* TASK STATEMENT: Find how many lines in the material contain "warning"; your answer should be that number alone.
----
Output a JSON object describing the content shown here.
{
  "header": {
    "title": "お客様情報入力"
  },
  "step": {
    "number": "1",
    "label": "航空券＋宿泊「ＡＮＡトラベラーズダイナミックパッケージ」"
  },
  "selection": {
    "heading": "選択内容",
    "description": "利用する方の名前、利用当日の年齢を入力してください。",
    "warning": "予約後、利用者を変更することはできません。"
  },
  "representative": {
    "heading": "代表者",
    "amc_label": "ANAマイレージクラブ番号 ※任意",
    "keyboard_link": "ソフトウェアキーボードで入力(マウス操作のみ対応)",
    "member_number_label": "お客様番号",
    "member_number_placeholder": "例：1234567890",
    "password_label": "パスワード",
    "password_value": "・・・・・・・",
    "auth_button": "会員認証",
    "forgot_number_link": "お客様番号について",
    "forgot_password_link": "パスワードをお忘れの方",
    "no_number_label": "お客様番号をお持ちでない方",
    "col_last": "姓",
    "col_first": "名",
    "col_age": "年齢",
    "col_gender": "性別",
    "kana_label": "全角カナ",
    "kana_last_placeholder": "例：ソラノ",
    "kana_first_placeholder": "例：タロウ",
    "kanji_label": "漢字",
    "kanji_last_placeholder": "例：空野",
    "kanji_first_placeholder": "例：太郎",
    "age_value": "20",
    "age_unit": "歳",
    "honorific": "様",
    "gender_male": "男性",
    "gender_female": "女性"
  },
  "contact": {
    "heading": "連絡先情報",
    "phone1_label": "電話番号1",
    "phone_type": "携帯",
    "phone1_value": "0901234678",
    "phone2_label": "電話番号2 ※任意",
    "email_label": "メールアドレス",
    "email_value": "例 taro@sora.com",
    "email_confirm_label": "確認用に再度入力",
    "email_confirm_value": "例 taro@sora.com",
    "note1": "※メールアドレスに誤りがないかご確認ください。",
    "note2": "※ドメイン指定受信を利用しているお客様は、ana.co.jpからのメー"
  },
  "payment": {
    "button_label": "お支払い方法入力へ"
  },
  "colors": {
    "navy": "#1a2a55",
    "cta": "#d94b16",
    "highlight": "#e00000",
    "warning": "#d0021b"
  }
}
----
* EXPECTED OUTPUT: 2